■ DIRECTIONS FOR THIS TASK: Extract every line of the listing from its start up to and including the line with "cloud-segment — [97, 424, 101, 442]", and reproduce those lines verbatim.

** Start of DATA PROVIDED **

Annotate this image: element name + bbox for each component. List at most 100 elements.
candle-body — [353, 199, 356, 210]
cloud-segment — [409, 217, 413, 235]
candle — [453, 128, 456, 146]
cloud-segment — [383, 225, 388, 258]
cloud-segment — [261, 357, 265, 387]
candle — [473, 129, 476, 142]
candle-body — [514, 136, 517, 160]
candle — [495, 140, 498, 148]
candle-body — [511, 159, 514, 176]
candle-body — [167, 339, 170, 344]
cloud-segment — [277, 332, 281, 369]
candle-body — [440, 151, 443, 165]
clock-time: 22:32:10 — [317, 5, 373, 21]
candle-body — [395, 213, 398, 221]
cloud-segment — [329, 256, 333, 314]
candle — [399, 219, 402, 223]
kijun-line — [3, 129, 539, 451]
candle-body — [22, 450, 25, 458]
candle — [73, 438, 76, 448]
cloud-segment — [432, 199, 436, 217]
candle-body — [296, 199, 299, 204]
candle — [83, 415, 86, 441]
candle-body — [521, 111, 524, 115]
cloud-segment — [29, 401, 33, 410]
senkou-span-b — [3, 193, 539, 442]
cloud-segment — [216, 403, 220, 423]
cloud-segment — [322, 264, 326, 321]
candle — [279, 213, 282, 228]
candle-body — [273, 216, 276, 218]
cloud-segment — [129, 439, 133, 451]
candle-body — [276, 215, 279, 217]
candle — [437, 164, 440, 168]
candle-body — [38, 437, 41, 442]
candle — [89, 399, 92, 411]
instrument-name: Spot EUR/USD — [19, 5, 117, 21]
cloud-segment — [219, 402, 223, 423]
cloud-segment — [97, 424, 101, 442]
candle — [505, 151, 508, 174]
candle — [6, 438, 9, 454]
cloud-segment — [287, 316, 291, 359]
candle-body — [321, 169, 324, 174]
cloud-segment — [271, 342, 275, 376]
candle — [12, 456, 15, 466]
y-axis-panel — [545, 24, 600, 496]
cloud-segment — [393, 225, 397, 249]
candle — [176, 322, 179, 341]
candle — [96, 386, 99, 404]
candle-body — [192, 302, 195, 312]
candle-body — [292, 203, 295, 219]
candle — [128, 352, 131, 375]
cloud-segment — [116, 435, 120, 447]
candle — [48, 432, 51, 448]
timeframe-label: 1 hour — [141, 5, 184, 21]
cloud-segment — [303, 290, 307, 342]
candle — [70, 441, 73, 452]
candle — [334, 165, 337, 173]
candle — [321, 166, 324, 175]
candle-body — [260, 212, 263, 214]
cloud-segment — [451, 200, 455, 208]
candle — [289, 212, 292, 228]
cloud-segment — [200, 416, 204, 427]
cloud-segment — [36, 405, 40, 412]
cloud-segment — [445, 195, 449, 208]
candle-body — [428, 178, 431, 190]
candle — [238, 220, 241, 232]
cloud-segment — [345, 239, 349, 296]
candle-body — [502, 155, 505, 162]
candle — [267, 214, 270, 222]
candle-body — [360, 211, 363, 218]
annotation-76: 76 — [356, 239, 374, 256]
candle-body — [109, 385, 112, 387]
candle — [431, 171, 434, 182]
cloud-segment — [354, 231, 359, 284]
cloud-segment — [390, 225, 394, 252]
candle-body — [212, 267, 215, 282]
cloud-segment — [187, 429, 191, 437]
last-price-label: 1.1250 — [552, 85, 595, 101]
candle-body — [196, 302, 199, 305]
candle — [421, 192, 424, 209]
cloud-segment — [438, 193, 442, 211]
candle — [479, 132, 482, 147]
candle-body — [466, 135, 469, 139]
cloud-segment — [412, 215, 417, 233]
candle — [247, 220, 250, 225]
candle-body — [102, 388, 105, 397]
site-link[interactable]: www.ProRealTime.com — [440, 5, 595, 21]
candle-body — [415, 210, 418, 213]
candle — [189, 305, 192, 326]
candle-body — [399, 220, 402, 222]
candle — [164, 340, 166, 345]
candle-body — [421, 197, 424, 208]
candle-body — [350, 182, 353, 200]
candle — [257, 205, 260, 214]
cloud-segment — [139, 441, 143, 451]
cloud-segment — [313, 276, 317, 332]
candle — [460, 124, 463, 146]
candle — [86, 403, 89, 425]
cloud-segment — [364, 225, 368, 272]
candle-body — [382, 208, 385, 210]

** End of DATA PROVIDED **

■ FINAL RESULT:
Annotate this image: element name + bbox for each component. List at most 100 elements.
candle-body — [353, 199, 356, 210]
cloud-segment — [409, 217, 413, 235]
candle — [453, 128, 456, 146]
cloud-segment — [383, 225, 388, 258]
cloud-segment — [261, 357, 265, 387]
candle — [473, 129, 476, 142]
candle-body — [514, 136, 517, 160]
candle — [495, 140, 498, 148]
candle-body — [511, 159, 514, 176]
candle-body — [167, 339, 170, 344]
cloud-segment — [277, 332, 281, 369]
candle-body — [440, 151, 443, 165]
clock-time: 22:32:10 — [317, 5, 373, 21]
candle-body — [395, 213, 398, 221]
cloud-segment — [329, 256, 333, 314]
candle — [399, 219, 402, 223]
kijun-line — [3, 129, 539, 451]
candle-body — [22, 450, 25, 458]
candle — [73, 438, 76, 448]
cloud-segment — [432, 199, 436, 217]
candle-body — [296, 199, 299, 204]
candle — [83, 415, 86, 441]
candle-body — [521, 111, 524, 115]
cloud-segment — [29, 401, 33, 410]
senkou-span-b — [3, 193, 539, 442]
cloud-segment — [216, 403, 220, 423]
cloud-segment — [322, 264, 326, 321]
candle — [279, 213, 282, 228]
candle-body — [273, 216, 276, 218]
cloud-segment — [129, 439, 133, 451]
candle-body — [276, 215, 279, 217]
candle — [437, 164, 440, 168]
candle-body — [38, 437, 41, 442]
candle — [89, 399, 92, 411]
instrument-name: Spot EUR/USD — [19, 5, 117, 21]
cloud-segment — [219, 402, 223, 423]
cloud-segment — [97, 424, 101, 442]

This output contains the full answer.